## Required work
Find each line that has the string "name" and give the total, with nothing else.

Rows from a figure dataset:
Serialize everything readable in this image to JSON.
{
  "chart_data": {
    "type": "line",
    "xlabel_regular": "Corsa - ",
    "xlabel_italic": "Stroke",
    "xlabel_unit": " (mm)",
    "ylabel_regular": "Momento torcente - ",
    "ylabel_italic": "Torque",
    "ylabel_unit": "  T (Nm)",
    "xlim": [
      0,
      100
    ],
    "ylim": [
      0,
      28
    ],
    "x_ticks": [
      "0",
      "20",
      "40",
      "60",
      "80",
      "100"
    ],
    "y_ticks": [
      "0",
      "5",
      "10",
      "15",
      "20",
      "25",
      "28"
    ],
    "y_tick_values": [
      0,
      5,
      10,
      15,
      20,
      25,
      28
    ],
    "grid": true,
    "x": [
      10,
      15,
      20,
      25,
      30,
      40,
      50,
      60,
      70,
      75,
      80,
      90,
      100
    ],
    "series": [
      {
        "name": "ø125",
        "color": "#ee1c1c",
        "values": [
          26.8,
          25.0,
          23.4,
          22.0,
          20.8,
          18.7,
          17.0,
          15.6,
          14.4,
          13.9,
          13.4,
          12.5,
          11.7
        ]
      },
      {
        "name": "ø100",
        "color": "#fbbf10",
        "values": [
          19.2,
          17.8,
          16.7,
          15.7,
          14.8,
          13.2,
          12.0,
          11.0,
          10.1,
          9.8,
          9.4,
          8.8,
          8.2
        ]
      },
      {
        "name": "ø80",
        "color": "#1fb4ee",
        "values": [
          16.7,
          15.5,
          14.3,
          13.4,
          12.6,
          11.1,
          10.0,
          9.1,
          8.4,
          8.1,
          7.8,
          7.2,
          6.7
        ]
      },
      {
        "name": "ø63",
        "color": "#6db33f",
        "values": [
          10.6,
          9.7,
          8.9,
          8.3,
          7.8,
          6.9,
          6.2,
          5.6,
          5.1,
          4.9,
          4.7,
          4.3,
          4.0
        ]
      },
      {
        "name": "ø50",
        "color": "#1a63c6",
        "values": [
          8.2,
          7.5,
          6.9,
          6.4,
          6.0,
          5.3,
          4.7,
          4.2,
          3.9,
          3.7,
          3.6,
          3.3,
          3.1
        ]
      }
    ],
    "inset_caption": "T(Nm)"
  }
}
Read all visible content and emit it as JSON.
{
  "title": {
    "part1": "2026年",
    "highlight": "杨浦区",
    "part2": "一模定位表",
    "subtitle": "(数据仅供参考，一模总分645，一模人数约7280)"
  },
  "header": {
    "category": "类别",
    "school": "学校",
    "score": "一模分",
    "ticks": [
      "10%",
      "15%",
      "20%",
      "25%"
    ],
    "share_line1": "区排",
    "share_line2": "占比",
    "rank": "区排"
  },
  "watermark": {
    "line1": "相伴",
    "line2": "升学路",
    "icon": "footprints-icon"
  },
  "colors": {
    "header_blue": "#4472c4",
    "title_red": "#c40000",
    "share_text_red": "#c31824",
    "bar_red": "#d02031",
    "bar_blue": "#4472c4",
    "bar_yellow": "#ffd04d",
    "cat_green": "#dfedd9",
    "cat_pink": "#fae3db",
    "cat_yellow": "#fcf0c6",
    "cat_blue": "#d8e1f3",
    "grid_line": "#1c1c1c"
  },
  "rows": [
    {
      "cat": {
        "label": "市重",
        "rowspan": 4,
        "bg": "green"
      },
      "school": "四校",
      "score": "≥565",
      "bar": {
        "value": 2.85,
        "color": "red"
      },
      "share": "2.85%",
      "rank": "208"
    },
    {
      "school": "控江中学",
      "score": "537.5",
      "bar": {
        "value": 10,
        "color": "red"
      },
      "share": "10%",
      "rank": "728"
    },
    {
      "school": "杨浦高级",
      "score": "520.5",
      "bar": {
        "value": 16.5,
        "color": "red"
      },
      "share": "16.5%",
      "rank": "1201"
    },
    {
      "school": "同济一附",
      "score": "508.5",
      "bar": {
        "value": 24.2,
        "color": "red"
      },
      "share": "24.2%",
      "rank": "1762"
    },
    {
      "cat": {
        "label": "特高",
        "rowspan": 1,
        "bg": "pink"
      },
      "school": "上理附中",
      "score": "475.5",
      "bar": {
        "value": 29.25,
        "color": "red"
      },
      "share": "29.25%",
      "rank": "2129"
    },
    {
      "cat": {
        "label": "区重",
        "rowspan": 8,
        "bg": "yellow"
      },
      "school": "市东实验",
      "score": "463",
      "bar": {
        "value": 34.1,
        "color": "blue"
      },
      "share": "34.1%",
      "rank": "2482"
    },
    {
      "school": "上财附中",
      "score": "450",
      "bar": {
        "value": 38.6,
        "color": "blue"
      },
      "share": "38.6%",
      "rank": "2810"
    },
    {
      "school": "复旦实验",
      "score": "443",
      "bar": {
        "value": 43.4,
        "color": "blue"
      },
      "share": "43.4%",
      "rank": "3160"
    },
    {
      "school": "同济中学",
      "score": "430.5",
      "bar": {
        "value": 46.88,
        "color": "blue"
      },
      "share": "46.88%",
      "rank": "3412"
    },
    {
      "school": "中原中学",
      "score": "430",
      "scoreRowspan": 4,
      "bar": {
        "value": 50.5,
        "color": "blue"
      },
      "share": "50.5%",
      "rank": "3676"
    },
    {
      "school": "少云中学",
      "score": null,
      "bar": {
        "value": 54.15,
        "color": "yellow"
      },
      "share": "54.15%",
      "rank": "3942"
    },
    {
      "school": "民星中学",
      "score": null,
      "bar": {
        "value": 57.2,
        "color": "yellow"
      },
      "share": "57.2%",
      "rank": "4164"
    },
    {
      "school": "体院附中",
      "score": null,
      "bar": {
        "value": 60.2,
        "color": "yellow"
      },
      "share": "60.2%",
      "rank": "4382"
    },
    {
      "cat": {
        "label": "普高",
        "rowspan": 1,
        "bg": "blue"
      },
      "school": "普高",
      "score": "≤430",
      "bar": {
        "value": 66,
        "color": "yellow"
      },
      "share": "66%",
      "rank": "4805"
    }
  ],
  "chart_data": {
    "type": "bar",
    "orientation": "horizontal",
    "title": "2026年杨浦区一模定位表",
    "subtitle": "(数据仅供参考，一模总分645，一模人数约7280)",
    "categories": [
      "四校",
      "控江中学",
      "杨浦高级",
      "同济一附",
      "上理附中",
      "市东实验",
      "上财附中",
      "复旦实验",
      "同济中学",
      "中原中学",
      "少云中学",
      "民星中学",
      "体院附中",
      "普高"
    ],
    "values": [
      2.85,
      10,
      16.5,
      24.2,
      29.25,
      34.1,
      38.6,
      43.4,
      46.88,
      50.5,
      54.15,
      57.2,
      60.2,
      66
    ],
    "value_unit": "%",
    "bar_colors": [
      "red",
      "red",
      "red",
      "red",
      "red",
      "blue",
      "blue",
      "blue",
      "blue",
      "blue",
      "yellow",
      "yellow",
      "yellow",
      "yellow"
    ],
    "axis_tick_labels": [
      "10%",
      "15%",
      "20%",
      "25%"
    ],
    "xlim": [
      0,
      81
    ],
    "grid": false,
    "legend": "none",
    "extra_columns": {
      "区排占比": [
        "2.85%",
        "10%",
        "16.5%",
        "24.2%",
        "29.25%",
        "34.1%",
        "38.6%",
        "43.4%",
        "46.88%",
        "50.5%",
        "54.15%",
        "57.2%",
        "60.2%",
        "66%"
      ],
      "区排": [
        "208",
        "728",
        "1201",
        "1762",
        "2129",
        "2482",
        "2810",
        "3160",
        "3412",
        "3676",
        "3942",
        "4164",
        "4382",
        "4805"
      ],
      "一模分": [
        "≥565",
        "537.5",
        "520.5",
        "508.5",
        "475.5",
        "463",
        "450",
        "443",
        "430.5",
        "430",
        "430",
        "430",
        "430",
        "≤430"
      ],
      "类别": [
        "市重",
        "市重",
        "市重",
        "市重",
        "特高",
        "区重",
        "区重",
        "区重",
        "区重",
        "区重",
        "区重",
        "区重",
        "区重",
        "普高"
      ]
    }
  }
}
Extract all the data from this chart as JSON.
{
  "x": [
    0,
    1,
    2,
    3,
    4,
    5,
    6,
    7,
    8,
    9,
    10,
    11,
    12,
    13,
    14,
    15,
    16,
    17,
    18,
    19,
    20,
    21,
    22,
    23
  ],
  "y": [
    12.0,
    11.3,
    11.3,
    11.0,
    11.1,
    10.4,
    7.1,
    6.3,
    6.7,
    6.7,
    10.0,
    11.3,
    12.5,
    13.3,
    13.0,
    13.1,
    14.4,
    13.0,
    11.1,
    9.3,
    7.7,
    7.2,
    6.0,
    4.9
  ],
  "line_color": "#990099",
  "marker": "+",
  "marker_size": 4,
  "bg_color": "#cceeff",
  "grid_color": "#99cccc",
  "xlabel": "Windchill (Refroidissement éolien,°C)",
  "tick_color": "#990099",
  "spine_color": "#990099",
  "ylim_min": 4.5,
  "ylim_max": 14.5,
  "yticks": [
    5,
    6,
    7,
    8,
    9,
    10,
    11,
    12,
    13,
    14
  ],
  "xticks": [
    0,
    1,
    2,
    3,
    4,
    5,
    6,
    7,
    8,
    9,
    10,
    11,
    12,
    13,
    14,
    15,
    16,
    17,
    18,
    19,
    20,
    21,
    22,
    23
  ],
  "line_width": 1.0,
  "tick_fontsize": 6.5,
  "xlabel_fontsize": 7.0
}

## Expected answer
5